WHAT THE TASK REQUIRES:
Pick out every line of the entries below where "Минимальная" occurs, and copy those lines.

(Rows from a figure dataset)
────────────────
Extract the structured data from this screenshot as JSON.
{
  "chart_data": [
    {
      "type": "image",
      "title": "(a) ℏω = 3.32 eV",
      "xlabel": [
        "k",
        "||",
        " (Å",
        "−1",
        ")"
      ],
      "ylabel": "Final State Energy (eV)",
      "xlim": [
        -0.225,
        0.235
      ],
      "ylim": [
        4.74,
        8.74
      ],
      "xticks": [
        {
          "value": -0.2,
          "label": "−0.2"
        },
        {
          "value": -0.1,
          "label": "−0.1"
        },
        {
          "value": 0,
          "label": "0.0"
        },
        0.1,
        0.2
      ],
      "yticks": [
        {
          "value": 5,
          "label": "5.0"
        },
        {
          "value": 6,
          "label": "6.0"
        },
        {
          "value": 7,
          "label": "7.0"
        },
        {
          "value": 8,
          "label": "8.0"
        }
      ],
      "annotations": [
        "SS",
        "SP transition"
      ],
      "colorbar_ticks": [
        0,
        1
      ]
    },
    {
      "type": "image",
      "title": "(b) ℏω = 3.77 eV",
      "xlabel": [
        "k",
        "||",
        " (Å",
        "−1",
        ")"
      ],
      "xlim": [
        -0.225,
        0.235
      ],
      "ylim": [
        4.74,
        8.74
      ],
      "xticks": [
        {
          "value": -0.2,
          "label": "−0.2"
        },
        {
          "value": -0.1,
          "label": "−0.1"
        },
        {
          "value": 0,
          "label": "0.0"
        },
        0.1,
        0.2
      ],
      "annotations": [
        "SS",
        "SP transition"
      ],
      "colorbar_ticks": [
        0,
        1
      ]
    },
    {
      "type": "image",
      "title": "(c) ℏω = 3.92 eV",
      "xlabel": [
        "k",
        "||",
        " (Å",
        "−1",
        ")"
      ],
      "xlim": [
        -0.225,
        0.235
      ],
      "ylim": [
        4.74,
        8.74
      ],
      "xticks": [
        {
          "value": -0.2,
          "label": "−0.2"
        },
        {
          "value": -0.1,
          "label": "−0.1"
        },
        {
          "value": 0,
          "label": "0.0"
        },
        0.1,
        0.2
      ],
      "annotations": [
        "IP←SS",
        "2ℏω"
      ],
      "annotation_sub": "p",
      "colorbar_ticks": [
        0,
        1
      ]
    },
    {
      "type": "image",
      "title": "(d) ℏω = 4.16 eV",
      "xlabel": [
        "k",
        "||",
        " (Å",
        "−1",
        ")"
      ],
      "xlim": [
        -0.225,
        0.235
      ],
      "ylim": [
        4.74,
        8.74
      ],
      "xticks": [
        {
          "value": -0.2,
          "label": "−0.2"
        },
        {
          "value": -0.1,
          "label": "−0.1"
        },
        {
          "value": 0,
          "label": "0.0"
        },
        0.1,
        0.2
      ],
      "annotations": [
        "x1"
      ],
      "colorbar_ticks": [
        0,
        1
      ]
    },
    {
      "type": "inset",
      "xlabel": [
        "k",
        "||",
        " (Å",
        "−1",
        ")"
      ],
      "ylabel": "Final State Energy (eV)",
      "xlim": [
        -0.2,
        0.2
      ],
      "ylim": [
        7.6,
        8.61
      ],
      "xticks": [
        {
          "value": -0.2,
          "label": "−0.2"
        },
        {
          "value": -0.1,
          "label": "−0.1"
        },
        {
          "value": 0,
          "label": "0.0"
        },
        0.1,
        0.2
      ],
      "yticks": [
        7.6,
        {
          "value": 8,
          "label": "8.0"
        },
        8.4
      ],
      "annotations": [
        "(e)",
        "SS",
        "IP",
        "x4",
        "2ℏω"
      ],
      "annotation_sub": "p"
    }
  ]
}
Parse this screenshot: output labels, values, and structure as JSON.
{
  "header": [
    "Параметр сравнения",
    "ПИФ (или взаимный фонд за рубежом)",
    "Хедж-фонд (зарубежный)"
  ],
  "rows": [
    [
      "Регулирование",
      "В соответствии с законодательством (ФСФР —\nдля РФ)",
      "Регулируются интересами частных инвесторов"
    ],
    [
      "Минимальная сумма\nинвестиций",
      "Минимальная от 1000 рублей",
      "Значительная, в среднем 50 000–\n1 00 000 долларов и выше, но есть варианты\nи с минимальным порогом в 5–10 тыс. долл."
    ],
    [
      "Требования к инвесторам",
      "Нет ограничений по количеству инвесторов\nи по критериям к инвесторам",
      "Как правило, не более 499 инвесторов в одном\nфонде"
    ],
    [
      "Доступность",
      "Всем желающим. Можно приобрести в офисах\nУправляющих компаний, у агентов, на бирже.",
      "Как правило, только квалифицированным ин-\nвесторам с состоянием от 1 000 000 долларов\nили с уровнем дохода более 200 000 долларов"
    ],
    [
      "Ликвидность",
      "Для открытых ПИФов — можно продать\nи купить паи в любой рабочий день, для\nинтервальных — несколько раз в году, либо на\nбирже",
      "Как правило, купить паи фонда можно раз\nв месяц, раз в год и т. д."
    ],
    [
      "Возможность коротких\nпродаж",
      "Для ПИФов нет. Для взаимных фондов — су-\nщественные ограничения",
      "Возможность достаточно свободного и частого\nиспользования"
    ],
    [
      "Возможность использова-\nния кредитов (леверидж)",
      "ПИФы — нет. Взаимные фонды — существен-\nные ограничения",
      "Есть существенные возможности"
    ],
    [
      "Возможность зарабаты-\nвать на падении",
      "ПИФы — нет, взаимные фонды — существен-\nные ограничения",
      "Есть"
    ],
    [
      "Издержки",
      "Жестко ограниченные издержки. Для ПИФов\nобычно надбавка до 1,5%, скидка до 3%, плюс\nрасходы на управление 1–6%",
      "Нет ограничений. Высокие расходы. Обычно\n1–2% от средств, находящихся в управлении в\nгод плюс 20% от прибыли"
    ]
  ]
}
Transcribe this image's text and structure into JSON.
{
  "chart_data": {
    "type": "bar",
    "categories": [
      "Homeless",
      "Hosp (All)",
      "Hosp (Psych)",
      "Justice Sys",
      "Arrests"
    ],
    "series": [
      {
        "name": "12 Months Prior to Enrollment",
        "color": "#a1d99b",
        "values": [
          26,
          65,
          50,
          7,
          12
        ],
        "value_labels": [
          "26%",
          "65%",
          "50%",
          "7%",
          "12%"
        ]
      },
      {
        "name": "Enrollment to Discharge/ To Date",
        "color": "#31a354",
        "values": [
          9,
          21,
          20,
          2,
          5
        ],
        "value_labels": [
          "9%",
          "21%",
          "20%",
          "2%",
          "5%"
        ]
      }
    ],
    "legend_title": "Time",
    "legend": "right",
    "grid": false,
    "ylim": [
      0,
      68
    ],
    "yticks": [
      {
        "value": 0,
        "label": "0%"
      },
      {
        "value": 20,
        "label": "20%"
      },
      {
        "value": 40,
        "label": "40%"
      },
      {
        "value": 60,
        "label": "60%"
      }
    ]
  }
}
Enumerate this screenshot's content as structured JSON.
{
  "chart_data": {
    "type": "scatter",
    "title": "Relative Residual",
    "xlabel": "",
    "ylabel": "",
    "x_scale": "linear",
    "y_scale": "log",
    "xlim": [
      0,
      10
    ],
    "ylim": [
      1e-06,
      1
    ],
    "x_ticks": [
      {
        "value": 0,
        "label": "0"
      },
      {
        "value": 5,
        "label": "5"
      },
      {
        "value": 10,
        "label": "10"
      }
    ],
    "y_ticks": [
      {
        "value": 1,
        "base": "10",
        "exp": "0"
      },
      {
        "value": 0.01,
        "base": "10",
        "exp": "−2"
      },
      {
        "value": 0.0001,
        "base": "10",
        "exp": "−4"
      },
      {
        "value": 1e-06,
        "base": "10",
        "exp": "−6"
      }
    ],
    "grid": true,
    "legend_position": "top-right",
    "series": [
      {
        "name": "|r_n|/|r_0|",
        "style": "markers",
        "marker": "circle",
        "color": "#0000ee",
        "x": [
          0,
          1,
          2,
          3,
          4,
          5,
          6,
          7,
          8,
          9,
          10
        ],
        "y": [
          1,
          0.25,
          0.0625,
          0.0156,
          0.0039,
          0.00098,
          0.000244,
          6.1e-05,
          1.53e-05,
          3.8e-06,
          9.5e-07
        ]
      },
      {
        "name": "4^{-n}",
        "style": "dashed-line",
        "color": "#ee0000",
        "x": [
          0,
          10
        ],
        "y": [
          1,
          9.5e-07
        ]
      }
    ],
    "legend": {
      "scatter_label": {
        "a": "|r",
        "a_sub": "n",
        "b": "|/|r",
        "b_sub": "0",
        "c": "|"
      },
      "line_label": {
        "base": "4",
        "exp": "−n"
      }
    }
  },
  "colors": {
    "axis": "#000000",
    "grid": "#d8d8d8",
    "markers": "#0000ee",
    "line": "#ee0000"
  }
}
────────────────
WORKED SOLUTION:
      "Минимальная сумма\nинвестиций",
      "Минимальная от 1000 рублей",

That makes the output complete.